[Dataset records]

————

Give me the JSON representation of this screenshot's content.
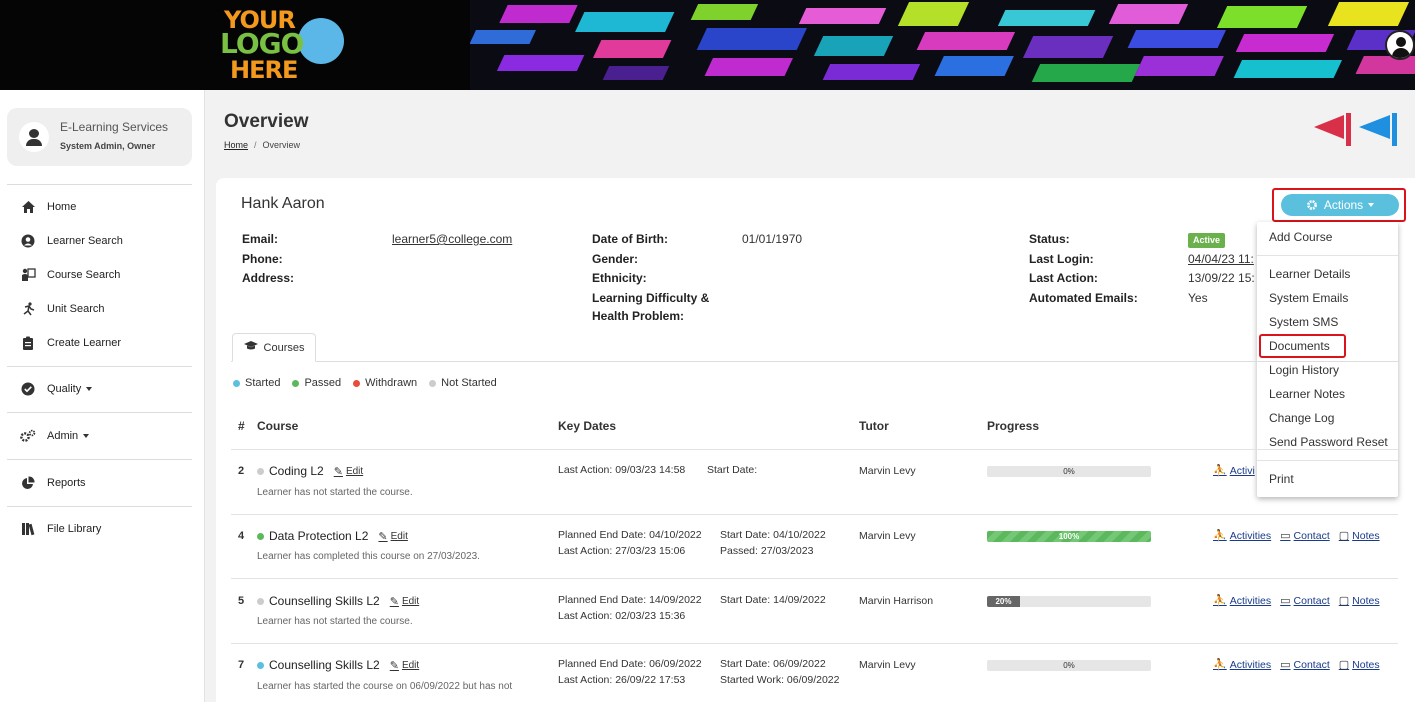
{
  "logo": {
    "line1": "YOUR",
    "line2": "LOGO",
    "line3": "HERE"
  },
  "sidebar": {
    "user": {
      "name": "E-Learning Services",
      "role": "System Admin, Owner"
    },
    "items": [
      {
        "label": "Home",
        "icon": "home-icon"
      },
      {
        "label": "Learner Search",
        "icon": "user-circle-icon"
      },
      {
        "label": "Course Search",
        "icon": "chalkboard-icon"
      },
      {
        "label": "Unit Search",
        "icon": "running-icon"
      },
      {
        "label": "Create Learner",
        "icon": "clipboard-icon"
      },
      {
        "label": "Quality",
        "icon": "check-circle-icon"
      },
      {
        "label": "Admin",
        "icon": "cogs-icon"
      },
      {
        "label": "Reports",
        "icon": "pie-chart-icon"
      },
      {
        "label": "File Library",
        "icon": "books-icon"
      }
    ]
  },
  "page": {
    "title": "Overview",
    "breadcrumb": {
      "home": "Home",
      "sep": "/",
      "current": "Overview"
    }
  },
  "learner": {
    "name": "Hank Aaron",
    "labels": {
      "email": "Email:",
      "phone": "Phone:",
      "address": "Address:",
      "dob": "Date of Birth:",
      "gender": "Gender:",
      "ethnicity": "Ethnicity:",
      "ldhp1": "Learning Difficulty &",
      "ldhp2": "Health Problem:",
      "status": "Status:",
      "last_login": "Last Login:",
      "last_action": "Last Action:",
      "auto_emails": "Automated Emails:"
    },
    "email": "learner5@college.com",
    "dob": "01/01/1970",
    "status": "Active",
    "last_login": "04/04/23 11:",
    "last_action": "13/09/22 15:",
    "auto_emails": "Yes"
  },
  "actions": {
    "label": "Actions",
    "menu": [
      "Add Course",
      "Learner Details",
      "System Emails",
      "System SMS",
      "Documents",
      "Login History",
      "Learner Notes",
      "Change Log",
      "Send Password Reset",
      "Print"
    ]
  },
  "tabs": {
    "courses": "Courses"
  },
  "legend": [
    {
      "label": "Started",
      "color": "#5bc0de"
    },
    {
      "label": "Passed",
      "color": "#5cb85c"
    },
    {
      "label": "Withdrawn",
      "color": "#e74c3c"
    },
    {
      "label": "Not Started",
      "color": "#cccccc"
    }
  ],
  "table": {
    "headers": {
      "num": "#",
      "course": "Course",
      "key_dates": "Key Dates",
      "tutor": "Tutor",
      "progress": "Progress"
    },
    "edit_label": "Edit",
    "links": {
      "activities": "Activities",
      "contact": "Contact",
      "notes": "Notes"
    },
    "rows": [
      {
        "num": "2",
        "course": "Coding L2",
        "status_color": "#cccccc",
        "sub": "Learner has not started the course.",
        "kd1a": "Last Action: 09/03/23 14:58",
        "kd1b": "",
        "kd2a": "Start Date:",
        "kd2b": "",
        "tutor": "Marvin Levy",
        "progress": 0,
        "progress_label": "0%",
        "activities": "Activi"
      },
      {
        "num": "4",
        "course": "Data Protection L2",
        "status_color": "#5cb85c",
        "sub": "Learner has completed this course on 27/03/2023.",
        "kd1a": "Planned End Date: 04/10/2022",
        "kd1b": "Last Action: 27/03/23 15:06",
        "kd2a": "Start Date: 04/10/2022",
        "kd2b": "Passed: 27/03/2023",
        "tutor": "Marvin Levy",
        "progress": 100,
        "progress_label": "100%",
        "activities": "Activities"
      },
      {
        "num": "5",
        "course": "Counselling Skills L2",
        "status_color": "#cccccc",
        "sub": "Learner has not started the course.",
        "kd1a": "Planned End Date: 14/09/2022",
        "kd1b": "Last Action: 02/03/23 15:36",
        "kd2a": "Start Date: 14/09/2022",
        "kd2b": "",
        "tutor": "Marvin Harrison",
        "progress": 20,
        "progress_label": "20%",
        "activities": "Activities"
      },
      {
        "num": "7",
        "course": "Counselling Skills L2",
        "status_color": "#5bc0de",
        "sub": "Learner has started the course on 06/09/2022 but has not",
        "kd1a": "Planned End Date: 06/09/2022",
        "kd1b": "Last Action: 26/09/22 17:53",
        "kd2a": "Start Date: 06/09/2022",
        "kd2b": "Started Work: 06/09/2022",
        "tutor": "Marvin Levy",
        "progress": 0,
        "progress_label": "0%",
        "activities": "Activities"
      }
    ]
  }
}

————

[What the task requires] Every record above should be transcribed exactly; the pictures stay out of the copy.

[Correct result]
Give me the JSON representation of this screenshot's content.
{
  "logo": {
    "line1": "YOUR",
    "line2": "LOGO",
    "line3": "HERE"
  },
  "sidebar": {
    "user": {
      "name": "E-Learning Services",
      "role": "System Admin, Owner"
    },
    "items": [
      {
        "label": "Home",
        "icon": "home-icon"
      },
      {
        "label": "Learner Search",
        "icon": "user-circle-icon"
      },
      {
        "label": "Course Search",
        "icon": "chalkboard-icon"
      },
      {
        "label": "Unit Search",
        "icon": "running-icon"
      },
      {
        "label": "Create Learner",
        "icon": "clipboard-icon"
      },
      {
        "label": "Quality",
        "icon": "check-circle-icon"
      },
      {
        "label": "Admin",
        "icon": "cogs-icon"
      },
      {
        "label": "Reports",
        "icon": "pie-chart-icon"
      },
      {
        "label": "File Library",
        "icon": "books-icon"
      }
    ]
  },
  "page": {
    "title": "Overview",
    "breadcrumb": {
      "home": "Home",
      "sep": "/",
      "current": "Overview"
    }
  },
  "learner": {
    "name": "Hank Aaron",
    "labels": {
      "email": "Email:",
      "phone": "Phone:",
      "address": "Address:",
      "dob": "Date of Birth:",
      "gender": "Gender:",
      "ethnicity": "Ethnicity:",
      "ldhp1": "Learning Difficulty &",
      "ldhp2": "Health Problem:",
      "status": "Status:",
      "last_login": "Last Login:",
      "last_action": "Last Action:",
      "auto_emails": "Automated Emails:"
    },
    "email": "learner5@college.com",
    "dob": "01/01/1970",
    "status": "Active",
    "last_login": "04/04/23 11:",
    "last_action": "13/09/22 15:",
    "auto_emails": "Yes"
  },
  "actions": {
    "label": "Actions",
    "menu": [
      "Add Course",
      "Learner Details",
      "System Emails",
      "System SMS",
      "Documents",
      "Login History",
      "Learner Notes",
      "Change Log",
      "Send Password Reset",
      "Print"
    ]
  },
  "tabs": {
    "courses": "Courses"
  },
  "legend": [
    {
      "label": "Started",
      "color": "#5bc0de"
    },
    {
      "label": "Passed",
      "color": "#5cb85c"
    },
    {
      "label": "Withdrawn",
      "color": "#e74c3c"
    },
    {
      "label": "Not Started",
      "color": "#cccccc"
    }
  ],
  "table": {
    "headers": {
      "num": "#",
      "course": "Course",
      "key_dates": "Key Dates",
      "tutor": "Tutor",
      "progress": "Progress"
    },
    "edit_label": "Edit",
    "links": {
      "activities": "Activities",
      "contact": "Contact",
      "notes": "Notes"
    },
    "rows": [
      {
        "num": "2",
        "course": "Coding L2",
        "status_color": "#cccccc",
        "sub": "Learner has not started the course.",
        "kd1a": "Last Action: 09/03/23 14:58",
        "kd1b": "",
        "kd2a": "Start Date:",
        "kd2b": "",
        "tutor": "Marvin Levy",
        "progress": 0,
        "progress_label": "0%",
        "activities": "Activi"
      },
      {
        "num": "4",
        "course": "Data Protection L2",
        "status_color": "#5cb85c",
        "sub": "Learner has completed this course on 27/03/2023.",
        "kd1a": "Planned End Date: 04/10/2022",
        "kd1b": "Last Action: 27/03/23 15:06",
        "kd2a": "Start Date: 04/10/2022",
        "kd2b": "Passed: 27/03/2023",
        "tutor": "Marvin Levy",
        "progress": 100,
        "progress_label": "100%",
        "activities": "Activities"
      },
      {
        "num": "5",
        "course": "Counselling Skills L2",
        "status_color": "#cccccc",
        "sub": "Learner has not started the course.",
        "kd1a": "Planned End Date: 14/09/2022",
        "kd1b": "Last Action: 02/03/23 15:36",
        "kd2a": "Start Date: 14/09/2022",
        "kd2b": "",
        "tutor": "Marvin Harrison",
        "progress": 20,
        "progress_label": "20%",
        "activities": "Activities"
      },
      {
        "num": "7",
        "course": "Counselling Skills L2",
        "status_color": "#5bc0de",
        "sub": "Learner has started the course on 06/09/2022 but has not",
        "kd1a": "Planned End Date: 06/09/2022",
        "kd1b": "Last Action: 26/09/22 17:53",
        "kd2a": "Start Date: 06/09/2022",
        "kd2b": "Started Work: 06/09/2022",
        "tutor": "Marvin Levy",
        "progress": 0,
        "progress_label": "0%",
        "activities": "Activities"
      }
    ]
  }
}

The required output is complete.